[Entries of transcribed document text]
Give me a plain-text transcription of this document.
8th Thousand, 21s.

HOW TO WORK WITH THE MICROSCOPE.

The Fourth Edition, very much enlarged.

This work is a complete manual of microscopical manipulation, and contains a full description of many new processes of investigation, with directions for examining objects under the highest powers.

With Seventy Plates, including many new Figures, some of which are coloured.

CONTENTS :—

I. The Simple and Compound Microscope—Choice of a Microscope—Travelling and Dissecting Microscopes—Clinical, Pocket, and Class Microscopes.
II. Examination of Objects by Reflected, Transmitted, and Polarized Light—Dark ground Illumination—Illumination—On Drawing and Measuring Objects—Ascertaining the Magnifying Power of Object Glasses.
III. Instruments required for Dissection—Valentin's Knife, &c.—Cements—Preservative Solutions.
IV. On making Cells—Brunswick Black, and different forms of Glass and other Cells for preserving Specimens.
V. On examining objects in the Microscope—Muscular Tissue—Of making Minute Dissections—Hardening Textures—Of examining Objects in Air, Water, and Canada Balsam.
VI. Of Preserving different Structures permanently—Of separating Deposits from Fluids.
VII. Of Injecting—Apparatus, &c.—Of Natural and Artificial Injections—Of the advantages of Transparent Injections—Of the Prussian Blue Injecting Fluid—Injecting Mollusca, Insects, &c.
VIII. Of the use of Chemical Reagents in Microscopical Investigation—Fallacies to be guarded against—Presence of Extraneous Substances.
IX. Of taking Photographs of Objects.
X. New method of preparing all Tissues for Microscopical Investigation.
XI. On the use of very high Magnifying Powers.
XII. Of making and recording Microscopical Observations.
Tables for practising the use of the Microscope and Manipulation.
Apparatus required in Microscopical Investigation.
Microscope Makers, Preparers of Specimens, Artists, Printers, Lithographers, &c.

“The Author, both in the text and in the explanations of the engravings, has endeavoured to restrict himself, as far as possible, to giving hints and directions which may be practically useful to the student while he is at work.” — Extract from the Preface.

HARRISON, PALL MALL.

__Task statement__:
Wherever the string "which" occurs in the records, copy the line it is in.

__Answer to the exercise__:
With Seventy Plates, including many new Figures, some of which are coloured.
“The Author, both in the text and in the explanations of the engravings, has endeavoured to restrict himself, as far as possible, to giving hints and directions which may be practically useful to the student while he is at work.” — Extract from the Preface.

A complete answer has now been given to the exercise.